• AIM
Check each line of the material below for "Sleep", then copy the ones that contain it.

+ + + + +

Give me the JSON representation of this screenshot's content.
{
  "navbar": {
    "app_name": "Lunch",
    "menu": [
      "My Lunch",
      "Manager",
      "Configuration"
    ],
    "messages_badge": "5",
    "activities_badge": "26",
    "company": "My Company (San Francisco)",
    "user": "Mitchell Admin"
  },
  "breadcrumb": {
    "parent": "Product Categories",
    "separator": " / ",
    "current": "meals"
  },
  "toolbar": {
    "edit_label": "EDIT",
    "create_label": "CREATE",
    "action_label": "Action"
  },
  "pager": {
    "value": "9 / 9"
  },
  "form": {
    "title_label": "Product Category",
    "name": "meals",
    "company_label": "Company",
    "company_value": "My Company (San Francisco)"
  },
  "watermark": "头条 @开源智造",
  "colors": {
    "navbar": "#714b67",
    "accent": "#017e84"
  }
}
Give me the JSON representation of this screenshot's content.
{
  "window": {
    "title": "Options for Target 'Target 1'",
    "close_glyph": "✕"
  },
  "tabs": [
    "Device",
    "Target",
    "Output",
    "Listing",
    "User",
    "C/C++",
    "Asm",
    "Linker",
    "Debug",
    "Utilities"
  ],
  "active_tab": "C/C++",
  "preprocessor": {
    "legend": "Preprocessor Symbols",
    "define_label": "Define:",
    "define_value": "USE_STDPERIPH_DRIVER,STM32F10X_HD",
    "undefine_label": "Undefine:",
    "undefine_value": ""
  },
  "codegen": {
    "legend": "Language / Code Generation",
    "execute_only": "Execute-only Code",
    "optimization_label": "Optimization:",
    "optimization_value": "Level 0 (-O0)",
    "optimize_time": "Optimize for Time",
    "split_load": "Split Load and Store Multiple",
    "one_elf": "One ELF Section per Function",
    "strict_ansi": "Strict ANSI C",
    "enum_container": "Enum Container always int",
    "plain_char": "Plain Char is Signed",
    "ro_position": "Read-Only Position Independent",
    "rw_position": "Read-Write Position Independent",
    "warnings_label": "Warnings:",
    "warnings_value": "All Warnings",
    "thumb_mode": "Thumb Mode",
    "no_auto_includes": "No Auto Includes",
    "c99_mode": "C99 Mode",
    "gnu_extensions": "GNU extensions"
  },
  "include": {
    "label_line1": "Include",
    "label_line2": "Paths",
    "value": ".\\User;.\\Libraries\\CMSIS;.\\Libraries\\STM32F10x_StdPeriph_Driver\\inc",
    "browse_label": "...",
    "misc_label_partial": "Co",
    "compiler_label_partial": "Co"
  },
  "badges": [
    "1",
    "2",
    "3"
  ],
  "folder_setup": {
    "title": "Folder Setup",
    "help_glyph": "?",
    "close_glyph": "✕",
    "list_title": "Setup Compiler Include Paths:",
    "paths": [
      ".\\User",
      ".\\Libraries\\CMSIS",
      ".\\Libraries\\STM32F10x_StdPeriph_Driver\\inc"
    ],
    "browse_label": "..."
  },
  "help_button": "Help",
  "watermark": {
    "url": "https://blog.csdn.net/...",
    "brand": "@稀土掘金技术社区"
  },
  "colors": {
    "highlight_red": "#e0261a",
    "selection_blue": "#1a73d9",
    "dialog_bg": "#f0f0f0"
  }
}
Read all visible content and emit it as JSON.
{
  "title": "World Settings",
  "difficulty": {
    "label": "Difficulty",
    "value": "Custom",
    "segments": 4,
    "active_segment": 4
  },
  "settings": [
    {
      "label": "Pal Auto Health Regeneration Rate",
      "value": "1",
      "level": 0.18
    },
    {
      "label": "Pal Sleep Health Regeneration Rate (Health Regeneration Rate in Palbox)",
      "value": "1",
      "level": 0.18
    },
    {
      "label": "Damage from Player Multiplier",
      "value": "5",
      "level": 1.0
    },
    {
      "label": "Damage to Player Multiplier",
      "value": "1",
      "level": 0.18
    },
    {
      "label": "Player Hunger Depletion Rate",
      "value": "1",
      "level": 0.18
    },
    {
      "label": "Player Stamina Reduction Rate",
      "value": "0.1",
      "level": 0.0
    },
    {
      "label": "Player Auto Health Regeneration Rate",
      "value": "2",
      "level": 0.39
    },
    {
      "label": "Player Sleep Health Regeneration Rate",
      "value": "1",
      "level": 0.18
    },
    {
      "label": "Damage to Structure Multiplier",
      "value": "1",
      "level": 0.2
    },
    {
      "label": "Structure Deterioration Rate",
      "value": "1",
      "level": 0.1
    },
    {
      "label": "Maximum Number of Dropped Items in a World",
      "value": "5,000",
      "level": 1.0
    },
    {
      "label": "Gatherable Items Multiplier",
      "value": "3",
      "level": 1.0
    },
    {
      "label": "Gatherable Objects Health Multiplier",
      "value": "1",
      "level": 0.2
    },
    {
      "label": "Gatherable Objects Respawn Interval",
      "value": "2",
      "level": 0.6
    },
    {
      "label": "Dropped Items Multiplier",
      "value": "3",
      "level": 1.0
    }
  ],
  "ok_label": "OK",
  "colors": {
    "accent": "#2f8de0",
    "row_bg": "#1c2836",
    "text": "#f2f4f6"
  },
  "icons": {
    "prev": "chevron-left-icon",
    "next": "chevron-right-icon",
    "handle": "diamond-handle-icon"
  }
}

+ + + + +

• RESPONSE TO THE TASK
      "label": "Pal Sleep Health Regeneration Rate (Health Regeneration Rate in Palbox)",
      "label": "Player Sleep Health Regeneration Rate",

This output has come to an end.